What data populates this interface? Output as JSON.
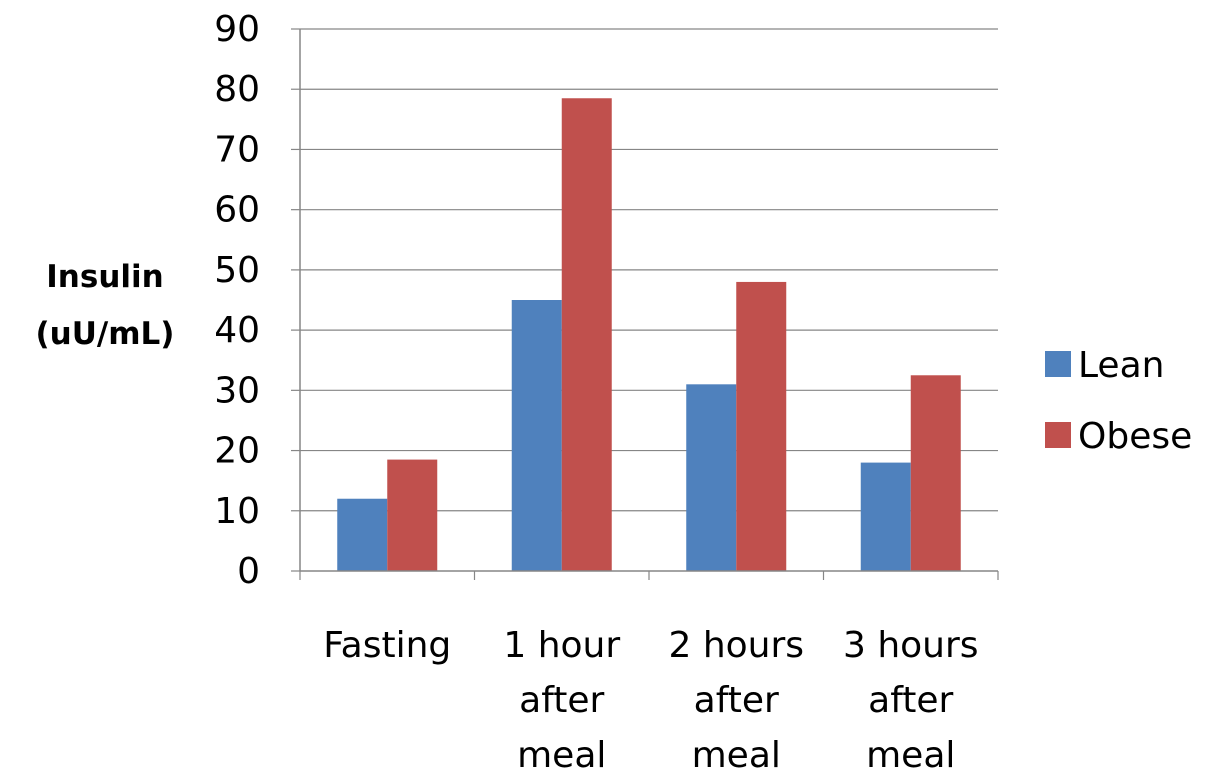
{
  "chart_data": {
    "type": "bar",
    "title": "",
    "xlabel": "",
    "ylabel_lines": [
      "Insulin",
      "(uU/mL)"
    ],
    "ylim": [
      0,
      90
    ],
    "yticks": [
      0,
      10,
      20,
      30,
      40,
      50,
      60,
      70,
      80,
      90
    ],
    "grid": true,
    "legend_position": "right",
    "categories": [
      [
        "Fasting"
      ],
      [
        "1 hour",
        "after",
        "meal"
      ],
      [
        "2 hours",
        "after",
        "meal"
      ],
      [
        "3 hours",
        "after",
        "meal"
      ]
    ],
    "series": [
      {
        "name": "Lean",
        "color": "#4F81BD",
        "values": [
          12,
          45,
          31,
          18
        ]
      },
      {
        "name": "Obese",
        "color": "#C0504D",
        "values": [
          18.5,
          78.5,
          48,
          32.5
        ]
      }
    ]
  }
}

_Your goal:_ Without the pictures, restate all of the entries above verbatim.

_Full solution:_
What data populates this interface? Output as JSON.
{
  "chart_data": {
    "type": "bar",
    "title": "",
    "xlabel": "",
    "ylabel_lines": [
      "Insulin",
      "(uU/mL)"
    ],
    "ylim": [
      0,
      90
    ],
    "yticks": [
      0,
      10,
      20,
      30,
      40,
      50,
      60,
      70,
      80,
      90
    ],
    "grid": true,
    "legend_position": "right",
    "categories": [
      [
        "Fasting"
      ],
      [
        "1 hour",
        "after",
        "meal"
      ],
      [
        "2 hours",
        "after",
        "meal"
      ],
      [
        "3 hours",
        "after",
        "meal"
      ]
    ],
    "series": [
      {
        "name": "Lean",
        "color": "#4F81BD",
        "values": [
          12,
          45,
          31,
          18
        ]
      },
      {
        "name": "Obese",
        "color": "#C0504D",
        "values": [
          18.5,
          78.5,
          48,
          32.5
        ]
      }
    ]
  }
}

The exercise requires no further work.